Task instructions: Change every "category-axis-tick" in the records to "category-tick" and reproduce the lines with nothing else altered.

Records provided:
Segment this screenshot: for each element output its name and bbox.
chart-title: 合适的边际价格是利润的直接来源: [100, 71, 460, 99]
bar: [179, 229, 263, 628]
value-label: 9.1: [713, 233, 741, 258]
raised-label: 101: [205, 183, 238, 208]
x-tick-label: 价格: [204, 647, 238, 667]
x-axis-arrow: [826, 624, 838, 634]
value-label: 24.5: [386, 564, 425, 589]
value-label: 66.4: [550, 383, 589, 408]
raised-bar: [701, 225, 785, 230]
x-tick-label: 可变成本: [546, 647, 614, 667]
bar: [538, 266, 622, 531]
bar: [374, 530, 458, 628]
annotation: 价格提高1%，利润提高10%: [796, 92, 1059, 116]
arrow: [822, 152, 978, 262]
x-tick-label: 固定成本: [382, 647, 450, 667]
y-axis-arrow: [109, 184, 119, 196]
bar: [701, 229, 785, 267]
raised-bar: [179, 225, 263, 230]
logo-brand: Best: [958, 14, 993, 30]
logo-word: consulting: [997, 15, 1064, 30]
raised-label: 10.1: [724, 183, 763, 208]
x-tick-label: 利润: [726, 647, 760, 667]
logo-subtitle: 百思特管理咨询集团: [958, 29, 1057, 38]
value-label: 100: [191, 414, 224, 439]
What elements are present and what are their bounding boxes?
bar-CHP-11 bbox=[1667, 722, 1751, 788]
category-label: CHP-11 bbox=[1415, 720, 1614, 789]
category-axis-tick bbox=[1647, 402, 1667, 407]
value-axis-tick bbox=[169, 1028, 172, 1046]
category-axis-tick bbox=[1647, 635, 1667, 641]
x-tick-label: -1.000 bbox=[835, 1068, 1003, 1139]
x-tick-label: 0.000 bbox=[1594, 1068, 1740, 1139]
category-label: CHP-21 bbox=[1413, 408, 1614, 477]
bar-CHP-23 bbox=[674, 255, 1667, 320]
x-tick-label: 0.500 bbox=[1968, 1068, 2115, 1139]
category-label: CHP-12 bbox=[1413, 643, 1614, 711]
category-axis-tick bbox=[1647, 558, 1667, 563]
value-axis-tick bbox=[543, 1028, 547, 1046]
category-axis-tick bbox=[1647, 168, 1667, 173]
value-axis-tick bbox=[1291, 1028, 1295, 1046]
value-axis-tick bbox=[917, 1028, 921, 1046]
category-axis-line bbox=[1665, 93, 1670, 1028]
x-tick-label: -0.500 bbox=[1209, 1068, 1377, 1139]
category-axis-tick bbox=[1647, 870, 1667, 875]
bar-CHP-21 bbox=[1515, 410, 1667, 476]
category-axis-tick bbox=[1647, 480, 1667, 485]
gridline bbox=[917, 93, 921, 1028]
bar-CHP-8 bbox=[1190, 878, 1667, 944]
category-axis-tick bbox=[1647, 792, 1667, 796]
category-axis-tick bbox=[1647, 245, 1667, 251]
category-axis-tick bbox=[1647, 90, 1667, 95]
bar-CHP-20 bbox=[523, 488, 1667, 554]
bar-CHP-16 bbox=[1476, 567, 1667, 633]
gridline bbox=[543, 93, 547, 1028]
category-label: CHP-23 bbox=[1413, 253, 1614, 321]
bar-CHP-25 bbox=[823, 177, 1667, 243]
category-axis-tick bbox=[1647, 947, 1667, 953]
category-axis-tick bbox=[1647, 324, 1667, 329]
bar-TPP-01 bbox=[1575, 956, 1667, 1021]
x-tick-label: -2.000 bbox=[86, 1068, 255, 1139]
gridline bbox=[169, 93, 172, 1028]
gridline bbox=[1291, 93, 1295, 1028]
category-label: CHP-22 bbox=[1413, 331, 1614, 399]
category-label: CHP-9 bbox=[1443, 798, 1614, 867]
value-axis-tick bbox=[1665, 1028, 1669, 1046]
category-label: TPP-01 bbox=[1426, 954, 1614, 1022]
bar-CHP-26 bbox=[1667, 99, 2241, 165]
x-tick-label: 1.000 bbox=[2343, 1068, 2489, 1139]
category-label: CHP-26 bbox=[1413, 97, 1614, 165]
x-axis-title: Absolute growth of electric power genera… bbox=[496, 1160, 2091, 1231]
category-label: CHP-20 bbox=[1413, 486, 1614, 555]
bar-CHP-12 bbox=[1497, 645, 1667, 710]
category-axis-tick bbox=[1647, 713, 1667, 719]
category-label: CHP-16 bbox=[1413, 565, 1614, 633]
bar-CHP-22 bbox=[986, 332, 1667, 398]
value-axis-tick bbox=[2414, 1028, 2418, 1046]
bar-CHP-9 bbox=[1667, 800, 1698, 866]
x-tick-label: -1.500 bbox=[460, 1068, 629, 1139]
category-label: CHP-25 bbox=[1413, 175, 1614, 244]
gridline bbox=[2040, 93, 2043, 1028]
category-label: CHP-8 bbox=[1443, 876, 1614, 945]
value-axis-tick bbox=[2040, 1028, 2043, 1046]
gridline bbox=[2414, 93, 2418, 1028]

Exercise solution:
Segment this screenshot: for each element output its name and bbox.
chart-title: 合适的边际价格是利润的直接来源: [100, 71, 460, 99]
bar: [179, 229, 263, 628]
value-label: 9.1: [713, 233, 741, 258]
raised-label: 101: [205, 183, 238, 208]
x-tick-label: 价格: [204, 647, 238, 667]
x-axis-arrow: [826, 624, 838, 634]
value-label: 24.5: [386, 564, 425, 589]
value-label: 66.4: [550, 383, 589, 408]
raised-bar: [701, 225, 785, 230]
x-tick-label: 可变成本: [546, 647, 614, 667]
bar: [538, 266, 622, 531]
bar: [374, 530, 458, 628]
annotation: 价格提高1%，利润提高10%: [796, 92, 1059, 116]
arrow: [822, 152, 978, 262]
x-tick-label: 固定成本: [382, 647, 450, 667]
y-axis-arrow: [109, 184, 119, 196]
bar: [701, 229, 785, 267]
raised-bar: [179, 225, 263, 230]
logo-brand: Best: [958, 14, 993, 30]
logo-word: consulting: [997, 15, 1064, 30]
raised-label: 10.1: [724, 183, 763, 208]
x-tick-label: 利润: [726, 647, 760, 667]
logo-subtitle: 百思特管理咨询集团: [958, 29, 1057, 38]
value-label: 100: [191, 414, 224, 439]
What elements are present and what are their bounding boxes?
bar-CHP-11 bbox=[1667, 722, 1751, 788]
category-label: CHP-11 bbox=[1415, 720, 1614, 789]
category-tick bbox=[1647, 402, 1667, 407]
value-axis-tick bbox=[169, 1028, 172, 1046]
category-tick bbox=[1647, 635, 1667, 641]
x-tick-label: -1.000 bbox=[835, 1068, 1003, 1139]
x-tick-label: 0.000 bbox=[1594, 1068, 1740, 1139]
category-label: CHP-21 bbox=[1413, 408, 1614, 477]
bar-CHP-23 bbox=[674, 255, 1667, 320]
x-tick-label: 0.500 bbox=[1968, 1068, 2115, 1139]
category-label: CHP-12 bbox=[1413, 643, 1614, 711]
category-tick bbox=[1647, 558, 1667, 563]
value-axis-tick bbox=[543, 1028, 547, 1046]
category-tick bbox=[1647, 168, 1667, 173]
value-axis-tick bbox=[1291, 1028, 1295, 1046]
value-axis-tick bbox=[917, 1028, 921, 1046]
category-axis-line bbox=[1665, 93, 1670, 1028]
x-tick-label: -0.500 bbox=[1209, 1068, 1377, 1139]
category-tick bbox=[1647, 870, 1667, 875]
bar-CHP-21 bbox=[1515, 410, 1667, 476]
category-tick bbox=[1647, 480, 1667, 485]
gridline bbox=[917, 93, 921, 1028]
bar-CHP-8 bbox=[1190, 878, 1667, 944]
category-tick bbox=[1647, 792, 1667, 796]
category-tick bbox=[1647, 245, 1667, 251]
category-tick bbox=[1647, 90, 1667, 95]
bar-CHP-20 bbox=[523, 488, 1667, 554]
bar-CHP-16 bbox=[1476, 567, 1667, 633]
gridline bbox=[543, 93, 547, 1028]
category-label: CHP-23 bbox=[1413, 253, 1614, 321]
bar-CHP-25 bbox=[823, 177, 1667, 243]
category-tick bbox=[1647, 947, 1667, 953]
category-tick bbox=[1647, 324, 1667, 329]
bar-TPP-01 bbox=[1575, 956, 1667, 1021]
x-tick-label: -2.000 bbox=[86, 1068, 255, 1139]
gridline bbox=[169, 93, 172, 1028]
gridline bbox=[1291, 93, 1295, 1028]
category-label: CHP-22 bbox=[1413, 331, 1614, 399]
category-label: CHP-9 bbox=[1443, 798, 1614, 867]
value-axis-tick bbox=[1665, 1028, 1669, 1046]
category-label: TPP-01 bbox=[1426, 954, 1614, 1022]
bar-CHP-26 bbox=[1667, 99, 2241, 165]
x-tick-label: 1.000 bbox=[2343, 1068, 2489, 1139]
category-label: CHP-26 bbox=[1413, 97, 1614, 165]
x-axis-title: Absolute growth of electric power genera… bbox=[496, 1160, 2091, 1231]
category-label: CHP-20 bbox=[1413, 486, 1614, 555]
bar-CHP-12 bbox=[1497, 645, 1667, 710]
category-tick bbox=[1647, 713, 1667, 719]
category-label: CHP-16 bbox=[1413, 565, 1614, 633]
bar-CHP-22 bbox=[986, 332, 1667, 398]
value-axis-tick bbox=[2414, 1028, 2418, 1046]
bar-CHP-9 bbox=[1667, 800, 1698, 866]
x-tick-label: -1.500 bbox=[460, 1068, 629, 1139]
category-label: CHP-25 bbox=[1413, 175, 1614, 244]
gridline bbox=[2040, 93, 2043, 1028]
category-label: CHP-8 bbox=[1443, 876, 1614, 945]
value-axis-tick bbox=[2040, 1028, 2043, 1046]
gridline bbox=[2414, 93, 2418, 1028]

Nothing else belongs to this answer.